--- EXERCISE TASK ---
Pick every line with "marker" from the material below.

[Dataset entries on figures]
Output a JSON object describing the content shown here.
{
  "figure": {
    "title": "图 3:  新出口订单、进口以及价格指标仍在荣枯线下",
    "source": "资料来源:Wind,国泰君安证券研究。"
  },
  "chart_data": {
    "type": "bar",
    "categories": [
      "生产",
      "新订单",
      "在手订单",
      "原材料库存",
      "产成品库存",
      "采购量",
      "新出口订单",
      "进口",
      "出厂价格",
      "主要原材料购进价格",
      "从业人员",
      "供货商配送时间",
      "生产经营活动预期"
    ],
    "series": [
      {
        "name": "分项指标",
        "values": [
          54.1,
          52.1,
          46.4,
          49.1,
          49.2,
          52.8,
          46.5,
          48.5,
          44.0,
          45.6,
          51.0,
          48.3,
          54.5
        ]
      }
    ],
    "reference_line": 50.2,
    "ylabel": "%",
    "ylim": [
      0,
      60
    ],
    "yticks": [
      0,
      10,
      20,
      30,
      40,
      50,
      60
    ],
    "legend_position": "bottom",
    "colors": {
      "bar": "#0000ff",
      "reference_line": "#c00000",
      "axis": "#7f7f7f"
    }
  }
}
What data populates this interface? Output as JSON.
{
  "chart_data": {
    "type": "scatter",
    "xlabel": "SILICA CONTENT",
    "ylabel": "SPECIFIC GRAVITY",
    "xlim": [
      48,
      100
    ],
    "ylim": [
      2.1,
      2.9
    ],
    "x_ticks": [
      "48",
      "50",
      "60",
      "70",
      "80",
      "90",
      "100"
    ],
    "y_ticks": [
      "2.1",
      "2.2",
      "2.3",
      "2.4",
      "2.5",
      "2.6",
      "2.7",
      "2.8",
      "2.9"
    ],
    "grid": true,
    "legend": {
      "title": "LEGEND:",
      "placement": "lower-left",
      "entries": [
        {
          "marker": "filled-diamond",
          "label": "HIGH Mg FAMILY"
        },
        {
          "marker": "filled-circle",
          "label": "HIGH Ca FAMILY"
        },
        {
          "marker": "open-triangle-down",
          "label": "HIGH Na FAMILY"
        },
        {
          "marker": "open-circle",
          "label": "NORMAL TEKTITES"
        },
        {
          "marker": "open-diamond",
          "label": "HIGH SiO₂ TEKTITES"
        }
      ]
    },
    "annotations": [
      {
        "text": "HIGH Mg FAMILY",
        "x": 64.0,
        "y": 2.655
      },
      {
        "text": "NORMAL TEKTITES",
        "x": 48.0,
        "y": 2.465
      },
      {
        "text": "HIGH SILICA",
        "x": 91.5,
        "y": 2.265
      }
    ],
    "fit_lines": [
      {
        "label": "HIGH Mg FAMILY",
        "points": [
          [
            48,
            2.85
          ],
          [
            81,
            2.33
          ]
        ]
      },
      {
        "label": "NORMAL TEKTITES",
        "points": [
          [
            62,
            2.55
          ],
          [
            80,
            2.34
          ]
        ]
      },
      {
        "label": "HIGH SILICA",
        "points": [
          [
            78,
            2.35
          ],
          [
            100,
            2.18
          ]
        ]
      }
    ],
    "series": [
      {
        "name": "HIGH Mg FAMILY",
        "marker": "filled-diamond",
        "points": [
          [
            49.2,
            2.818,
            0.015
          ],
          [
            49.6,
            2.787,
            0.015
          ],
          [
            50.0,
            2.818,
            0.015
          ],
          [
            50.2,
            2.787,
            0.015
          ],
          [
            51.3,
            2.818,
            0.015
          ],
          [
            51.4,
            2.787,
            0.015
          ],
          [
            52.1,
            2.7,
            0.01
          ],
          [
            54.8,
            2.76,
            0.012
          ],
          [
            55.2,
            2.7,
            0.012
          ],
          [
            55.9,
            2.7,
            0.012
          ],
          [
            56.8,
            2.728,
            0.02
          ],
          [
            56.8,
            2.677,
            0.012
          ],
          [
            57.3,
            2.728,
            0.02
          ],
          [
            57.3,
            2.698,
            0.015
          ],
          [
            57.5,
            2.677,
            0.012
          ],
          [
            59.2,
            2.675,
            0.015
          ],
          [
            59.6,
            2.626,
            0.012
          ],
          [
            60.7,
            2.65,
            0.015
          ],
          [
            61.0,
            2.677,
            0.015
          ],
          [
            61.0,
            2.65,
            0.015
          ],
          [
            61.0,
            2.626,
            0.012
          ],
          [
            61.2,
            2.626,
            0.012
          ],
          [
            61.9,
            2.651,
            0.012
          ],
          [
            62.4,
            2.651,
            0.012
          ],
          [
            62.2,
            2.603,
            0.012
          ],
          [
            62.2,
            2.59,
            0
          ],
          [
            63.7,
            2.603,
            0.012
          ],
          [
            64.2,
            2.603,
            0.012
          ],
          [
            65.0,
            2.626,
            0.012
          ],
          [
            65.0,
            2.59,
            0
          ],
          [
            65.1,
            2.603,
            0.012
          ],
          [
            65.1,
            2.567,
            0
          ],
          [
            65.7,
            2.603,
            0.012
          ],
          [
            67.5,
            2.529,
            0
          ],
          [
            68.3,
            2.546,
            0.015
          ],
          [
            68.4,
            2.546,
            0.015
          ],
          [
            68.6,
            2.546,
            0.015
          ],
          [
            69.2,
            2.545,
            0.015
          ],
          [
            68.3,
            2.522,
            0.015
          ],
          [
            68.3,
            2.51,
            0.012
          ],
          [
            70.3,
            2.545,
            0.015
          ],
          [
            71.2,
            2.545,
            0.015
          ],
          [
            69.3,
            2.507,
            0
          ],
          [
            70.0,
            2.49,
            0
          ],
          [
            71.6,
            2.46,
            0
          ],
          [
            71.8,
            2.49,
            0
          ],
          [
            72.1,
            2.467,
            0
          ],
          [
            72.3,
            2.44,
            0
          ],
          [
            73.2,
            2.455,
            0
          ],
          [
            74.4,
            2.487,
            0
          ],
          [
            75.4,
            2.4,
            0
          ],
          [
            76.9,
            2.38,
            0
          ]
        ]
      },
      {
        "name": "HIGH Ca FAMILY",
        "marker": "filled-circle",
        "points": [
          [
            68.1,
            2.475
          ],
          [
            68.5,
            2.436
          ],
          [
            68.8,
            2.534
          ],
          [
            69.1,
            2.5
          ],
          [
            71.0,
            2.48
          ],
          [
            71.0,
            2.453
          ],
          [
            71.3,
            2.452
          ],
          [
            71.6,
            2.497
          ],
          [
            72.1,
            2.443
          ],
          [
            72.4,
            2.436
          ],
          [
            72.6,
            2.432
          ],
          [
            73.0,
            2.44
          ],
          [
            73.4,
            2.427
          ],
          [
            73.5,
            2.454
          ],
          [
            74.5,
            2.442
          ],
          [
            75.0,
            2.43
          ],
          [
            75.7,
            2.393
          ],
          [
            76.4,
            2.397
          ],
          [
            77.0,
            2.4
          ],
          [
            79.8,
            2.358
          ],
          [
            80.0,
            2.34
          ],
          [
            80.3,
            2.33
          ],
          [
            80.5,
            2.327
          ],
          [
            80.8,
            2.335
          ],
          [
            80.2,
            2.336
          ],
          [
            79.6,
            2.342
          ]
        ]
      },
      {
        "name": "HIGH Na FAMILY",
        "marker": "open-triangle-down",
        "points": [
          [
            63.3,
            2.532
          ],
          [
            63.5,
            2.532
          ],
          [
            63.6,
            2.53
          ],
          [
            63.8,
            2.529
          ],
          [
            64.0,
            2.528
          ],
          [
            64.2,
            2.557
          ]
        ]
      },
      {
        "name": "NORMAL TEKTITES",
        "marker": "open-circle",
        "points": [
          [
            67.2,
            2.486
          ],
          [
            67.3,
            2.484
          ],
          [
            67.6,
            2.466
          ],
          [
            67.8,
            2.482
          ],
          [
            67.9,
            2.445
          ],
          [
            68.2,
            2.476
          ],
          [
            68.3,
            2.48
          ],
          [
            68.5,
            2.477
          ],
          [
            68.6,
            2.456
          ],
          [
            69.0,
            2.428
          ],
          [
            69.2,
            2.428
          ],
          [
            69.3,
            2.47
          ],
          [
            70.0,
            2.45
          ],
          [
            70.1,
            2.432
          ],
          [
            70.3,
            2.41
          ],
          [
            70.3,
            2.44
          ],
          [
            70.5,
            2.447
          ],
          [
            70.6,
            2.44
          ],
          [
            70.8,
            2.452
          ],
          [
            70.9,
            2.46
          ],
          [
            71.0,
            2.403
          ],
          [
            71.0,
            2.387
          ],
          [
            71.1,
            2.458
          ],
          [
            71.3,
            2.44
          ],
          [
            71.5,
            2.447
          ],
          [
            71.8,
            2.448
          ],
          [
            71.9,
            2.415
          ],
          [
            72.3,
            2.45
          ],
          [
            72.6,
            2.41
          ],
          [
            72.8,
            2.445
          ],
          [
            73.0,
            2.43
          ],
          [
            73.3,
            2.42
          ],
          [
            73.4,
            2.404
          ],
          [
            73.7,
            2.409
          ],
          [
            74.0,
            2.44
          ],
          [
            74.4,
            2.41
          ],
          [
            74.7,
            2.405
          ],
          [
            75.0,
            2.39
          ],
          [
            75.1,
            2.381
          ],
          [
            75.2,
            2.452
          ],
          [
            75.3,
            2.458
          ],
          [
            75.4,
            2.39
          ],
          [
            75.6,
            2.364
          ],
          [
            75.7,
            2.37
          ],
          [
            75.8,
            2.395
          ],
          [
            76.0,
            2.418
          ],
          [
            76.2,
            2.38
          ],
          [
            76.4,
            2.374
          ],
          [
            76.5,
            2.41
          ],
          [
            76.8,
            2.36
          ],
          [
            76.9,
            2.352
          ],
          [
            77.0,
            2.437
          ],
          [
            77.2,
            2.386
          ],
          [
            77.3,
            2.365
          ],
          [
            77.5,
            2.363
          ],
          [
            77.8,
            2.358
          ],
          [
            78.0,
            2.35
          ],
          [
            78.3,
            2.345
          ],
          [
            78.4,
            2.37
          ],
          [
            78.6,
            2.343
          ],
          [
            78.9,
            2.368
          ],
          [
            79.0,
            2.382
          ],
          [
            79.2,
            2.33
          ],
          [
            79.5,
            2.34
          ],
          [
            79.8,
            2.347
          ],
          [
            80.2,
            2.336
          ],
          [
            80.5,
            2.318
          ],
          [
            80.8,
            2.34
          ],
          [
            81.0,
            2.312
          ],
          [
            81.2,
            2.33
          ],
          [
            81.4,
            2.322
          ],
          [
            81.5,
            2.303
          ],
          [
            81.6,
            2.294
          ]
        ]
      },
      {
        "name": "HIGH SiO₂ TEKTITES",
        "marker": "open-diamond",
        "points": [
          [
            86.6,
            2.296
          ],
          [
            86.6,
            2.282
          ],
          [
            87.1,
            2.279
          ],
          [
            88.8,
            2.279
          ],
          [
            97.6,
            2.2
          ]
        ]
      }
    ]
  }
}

--- IN RESPONSE ---
          "marker": "filled-diamond",
          "marker": "filled-circle",
          "marker": "open-triangle-down",
          "marker": "open-circle",
          "marker": "open-diamond",
        "marker": "filled-diamond",
        "marker": "filled-circle",
        "marker": "open-triangle-down",
        "marker": "open-circle",
        "marker": "open-diamond",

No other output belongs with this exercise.